Goal
Restate each of the lines given below, word for word.

[Start Records to process]

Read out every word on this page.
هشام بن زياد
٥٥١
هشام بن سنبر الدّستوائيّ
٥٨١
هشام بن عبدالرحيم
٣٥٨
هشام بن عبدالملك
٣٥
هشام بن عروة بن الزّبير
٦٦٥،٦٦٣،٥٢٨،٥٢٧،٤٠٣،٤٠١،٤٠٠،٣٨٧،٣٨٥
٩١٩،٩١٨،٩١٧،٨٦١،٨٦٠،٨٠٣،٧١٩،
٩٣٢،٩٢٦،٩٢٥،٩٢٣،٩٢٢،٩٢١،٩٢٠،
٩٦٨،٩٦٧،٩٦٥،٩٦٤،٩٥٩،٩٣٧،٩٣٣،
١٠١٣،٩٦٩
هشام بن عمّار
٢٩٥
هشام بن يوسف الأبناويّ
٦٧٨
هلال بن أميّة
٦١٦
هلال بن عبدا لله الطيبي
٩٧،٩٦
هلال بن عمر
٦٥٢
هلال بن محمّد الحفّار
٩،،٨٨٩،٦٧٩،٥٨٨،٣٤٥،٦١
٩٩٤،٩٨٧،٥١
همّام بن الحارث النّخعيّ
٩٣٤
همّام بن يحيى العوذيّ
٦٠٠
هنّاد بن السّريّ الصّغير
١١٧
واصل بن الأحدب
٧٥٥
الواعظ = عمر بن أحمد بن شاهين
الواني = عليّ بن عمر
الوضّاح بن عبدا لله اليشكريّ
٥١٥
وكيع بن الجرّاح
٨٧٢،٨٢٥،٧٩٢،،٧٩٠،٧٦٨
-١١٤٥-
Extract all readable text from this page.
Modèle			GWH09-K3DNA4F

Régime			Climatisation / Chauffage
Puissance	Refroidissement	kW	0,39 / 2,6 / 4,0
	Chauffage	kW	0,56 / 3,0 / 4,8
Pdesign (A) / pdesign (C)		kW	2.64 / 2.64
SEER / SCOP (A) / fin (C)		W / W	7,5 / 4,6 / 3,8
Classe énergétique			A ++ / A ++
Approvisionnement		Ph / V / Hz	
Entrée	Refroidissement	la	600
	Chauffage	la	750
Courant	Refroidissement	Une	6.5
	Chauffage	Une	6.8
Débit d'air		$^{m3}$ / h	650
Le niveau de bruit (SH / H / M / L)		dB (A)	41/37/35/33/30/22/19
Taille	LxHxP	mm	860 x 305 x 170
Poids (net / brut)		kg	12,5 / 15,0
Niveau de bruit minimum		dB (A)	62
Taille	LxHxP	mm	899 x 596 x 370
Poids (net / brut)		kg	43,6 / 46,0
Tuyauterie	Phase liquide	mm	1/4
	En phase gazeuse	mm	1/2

[End Records to process]

Written response
Read out every word on this page.
هشام بن زياد
٥٥١
هشام بن سنبر الدّستوائيّ
٥٨١
هشام بن عبدالرحيم
٣٥٨
هشام بن عبدالملك
٣٥
هشام بن عروة بن الزّبير
٦٦٥،٦٦٣،٥٢٨،٥٢٧،٤٠٣،٤٠١،٤٠٠،٣٨٧،٣٨٥
٩١٩،٩١٨،٩١٧،٨٦١،٨٦٠،٨٠٣،٧١٩،
٩٣٢،٩٢٦،٩٢٥،٩٢٣،٩٢٢،٩٢١،٩٢٠،
٩٦٨،٩٦٧،٩٦٥،٩٦٤،٩٥٩،٩٣٧،٩٣٣،
١٠١٣،٩٦٩
هشام بن عمّار
٢٩٥
هشام بن يوسف الأبناويّ
٦٧٨
هلال بن أميّة
٦١٦
هلال بن عبدا لله الطيبي
٩٧،٩٦
هلال بن عمر
٦٥٢
هلال بن محمّد الحفّار
٩،،٨٨٩،٦٧٩،٥٨٨،٣٤٥،٦١
٩٩٤،٩٨٧،٥١
همّام بن الحارث النّخعيّ
٩٣٤
همّام بن يحيى العوذيّ
٦٠٠
هنّاد بن السّريّ الصّغير
١١٧
واصل بن الأحدب
٧٥٥
الواعظ = عمر بن أحمد بن شاهين
الواني = عليّ بن عمر
الوضّاح بن عبدا لله اليشكريّ
٥١٥
وكيع بن الجرّاح
٨٧٢،٨٢٥،٧٩٢،،٧٩٠،٧٦٨
-١١٤٥-
Extract all readable text from this page.
Modèle			GWH09-K3DNA4F

Régime			Climatisation / Chauffage
Puissance	Refroidissement	kW	0,39 / 2,6 / 4,0
	Chauffage	kW	0,56 / 3,0 / 4,8
Pdesign (A) / pdesign (C)		kW	2.64 / 2.64
SEER / SCOP (A) / fin (C)		W / W	7,5 / 4,6 / 3,8
Classe énergétique			A ++ / A ++
Approvisionnement		Ph / V / Hz	
Entrée	Refroidissement	la	600
	Chauffage	la	750
Courant	Refroidissement	Une	6.5
	Chauffage	Une	6.8
Débit d'air		$^{m3}$ / h	650
Le niveau de bruit (SH / H / M / L)		dB (A)	41/37/35/33/30/22/19
Taille	LxHxP	mm	860 x 305 x 170
Poids (net / brut)		kg	12,5 / 15,0
Niveau de bruit minimum		dB (A)	62
Taille	LxHxP	mm	899 x 596 x 370
Poids (net / brut)		kg	43,6 / 46,0
Tuyauterie	Phase liquide	mm	1/4
	En phase gazeuse	mm	1/2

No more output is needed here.